▶ [Short problem]:
Reproduce word for word the part of the threaded binary tree text starting at "Perform an inorder" and ending at "from the queue.".

Note: Tree node has extra Boolean field to be used.

class TreeNode {
    int val;
    TreeNode left, right;
    boolean isThreaded; // True if right is a thread

    TreeNode(int val) {
        this.val = val;
        this.left = null;
        this.right = null;
        this.isThreaded = false;
    }
}

Solution

As covered in the article threaded binary tree , a threaded binary tree has different types, and offers some advantages over normal binary tree.

This explanation focuses on converting a binary tree into a threaded binary tree, specifically a single-threaded one. Binary trees often have unused space because leaf nodes possess two null pointers. These pointers can be utilised to streamline inorder traversal without requiring recursion or a stack.

A single-threaded binary tree is structured so that each node either points to its inorder predecessor or successor through threads. In this case, all right null pointers will connect to the inorder successors, enabling faster traversal.

Solution

Method 1 - Inorder Traversal and queue

Perform an inorder traversal and store the sequence in a queue. Then, conduct a second traversal and update nodes with null right references to point to their successors retrieved from the queue.

▶ [Supplied material]:

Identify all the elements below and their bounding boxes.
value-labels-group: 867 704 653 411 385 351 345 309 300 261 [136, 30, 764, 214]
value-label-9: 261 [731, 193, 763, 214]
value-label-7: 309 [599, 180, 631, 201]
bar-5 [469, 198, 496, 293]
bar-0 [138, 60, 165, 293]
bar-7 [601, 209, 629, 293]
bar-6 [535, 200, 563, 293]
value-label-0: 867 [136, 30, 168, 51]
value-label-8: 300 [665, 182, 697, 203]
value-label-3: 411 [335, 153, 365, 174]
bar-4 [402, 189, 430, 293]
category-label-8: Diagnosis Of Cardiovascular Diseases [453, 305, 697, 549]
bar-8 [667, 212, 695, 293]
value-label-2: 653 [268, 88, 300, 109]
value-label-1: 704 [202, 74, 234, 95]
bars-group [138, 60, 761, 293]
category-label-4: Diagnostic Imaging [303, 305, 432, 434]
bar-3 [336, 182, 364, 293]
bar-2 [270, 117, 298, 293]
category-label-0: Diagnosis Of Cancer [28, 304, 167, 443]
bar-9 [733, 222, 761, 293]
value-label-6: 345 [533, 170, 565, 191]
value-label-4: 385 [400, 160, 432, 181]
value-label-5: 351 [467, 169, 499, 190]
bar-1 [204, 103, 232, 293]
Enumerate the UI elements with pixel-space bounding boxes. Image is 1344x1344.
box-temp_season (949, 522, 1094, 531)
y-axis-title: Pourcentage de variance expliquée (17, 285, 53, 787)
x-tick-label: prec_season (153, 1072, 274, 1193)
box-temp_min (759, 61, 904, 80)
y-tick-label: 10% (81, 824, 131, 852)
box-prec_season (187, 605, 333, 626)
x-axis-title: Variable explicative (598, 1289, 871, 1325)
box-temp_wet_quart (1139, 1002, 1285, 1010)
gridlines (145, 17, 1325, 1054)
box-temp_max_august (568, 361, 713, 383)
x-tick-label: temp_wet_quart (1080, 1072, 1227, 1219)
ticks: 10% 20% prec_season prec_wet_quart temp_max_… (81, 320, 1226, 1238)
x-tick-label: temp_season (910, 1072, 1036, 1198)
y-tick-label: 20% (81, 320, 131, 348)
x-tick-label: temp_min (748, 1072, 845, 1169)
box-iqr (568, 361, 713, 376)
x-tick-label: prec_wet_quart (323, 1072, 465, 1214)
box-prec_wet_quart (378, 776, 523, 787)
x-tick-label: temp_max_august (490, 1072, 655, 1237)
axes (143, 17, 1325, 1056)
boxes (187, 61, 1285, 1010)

▶ [Result for this exercise]:
Perform an inorder traversal and store the sequence in a queue. Then, conduct a second traversal and update nodes with null right references to point to their successors retrieved from the queue.